[WRITTEN INSTRUCTION]: Make an exact copy of the entries below.
Start of THE DATA
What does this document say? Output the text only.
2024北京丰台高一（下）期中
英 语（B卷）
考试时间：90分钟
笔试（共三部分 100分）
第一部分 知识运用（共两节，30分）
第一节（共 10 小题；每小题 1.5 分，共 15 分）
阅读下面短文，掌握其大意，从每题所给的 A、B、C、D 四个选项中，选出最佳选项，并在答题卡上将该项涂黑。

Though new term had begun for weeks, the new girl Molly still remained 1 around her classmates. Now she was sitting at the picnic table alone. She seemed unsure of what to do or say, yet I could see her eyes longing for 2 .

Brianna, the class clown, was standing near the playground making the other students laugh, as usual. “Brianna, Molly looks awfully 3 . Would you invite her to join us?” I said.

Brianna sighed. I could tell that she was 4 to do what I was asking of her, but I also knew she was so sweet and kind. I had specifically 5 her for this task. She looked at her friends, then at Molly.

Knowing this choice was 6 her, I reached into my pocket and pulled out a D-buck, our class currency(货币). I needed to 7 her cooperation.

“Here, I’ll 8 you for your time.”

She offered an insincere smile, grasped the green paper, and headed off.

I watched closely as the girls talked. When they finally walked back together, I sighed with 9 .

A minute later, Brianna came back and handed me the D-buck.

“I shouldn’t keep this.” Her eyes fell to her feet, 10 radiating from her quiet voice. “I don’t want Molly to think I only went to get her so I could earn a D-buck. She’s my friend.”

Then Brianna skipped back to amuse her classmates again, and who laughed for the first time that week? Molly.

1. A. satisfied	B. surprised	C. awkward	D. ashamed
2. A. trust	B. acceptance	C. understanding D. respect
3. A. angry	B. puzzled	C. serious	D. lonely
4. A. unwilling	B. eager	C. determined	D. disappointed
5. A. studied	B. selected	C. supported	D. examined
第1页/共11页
End of THE DATA
[RESULT OF THIS TASK]:
What does this document say? Output the text only.
2024北京丰台高一（下）期中
英 语（B卷）
考试时间：90分钟
笔试（共三部分 100分）
第一部分 知识运用（共两节，30分）
第一节（共 10 小题；每小题 1.5 分，共 15 分）
阅读下面短文，掌握其大意，从每题所给的 A、B、C、D 四个选项中，选出最佳选项，并在答题卡上将该项涂黑。

Though new term had begun for weeks, the new girl Molly still remained 1 around her classmates. Now she was sitting at the picnic table alone. She seemed unsure of what to do or say, yet I could see her eyes longing for 2 .

Brianna, the class clown, was standing near the playground making the other students laugh, as usual. “Brianna, Molly looks awfully 3 . Would you invite her to join us?” I said.

Brianna sighed. I could tell that she was 4 to do what I was asking of her, but I also knew she was so sweet and kind. I had specifically 5 her for this task. She looked at her friends, then at Molly.

Knowing this choice was 6 her, I reached into my pocket and pulled out a D-buck, our class currency(货币). I needed to 7 her cooperation.

“Here, I’ll 8 you for your time.”

She offered an insincere smile, grasped the green paper, and headed off.

I watched closely as the girls talked. When they finally walked back together, I sighed with 9 .

A minute later, Brianna came back and handed me the D-buck.

“I shouldn’t keep this.” Her eyes fell to her feet, 10 radiating from her quiet voice. “I don’t want Molly to think I only went to get her so I could earn a D-buck. She’s my friend.”

Then Brianna skipped back to amuse her classmates again, and who laughed for the first time that week? Molly.

1. A. satisfied	B. surprised	C. awkward	D. ashamed
2. A. trust	B. acceptance	C. understanding D. respect
3. A. angry	B. puzzled	C. serious	D. lonely
4. A. unwilling	B. eager	C. determined	D. disappointed
5. A. studied	B. selected	C. supported	D. examined
第1页/共11页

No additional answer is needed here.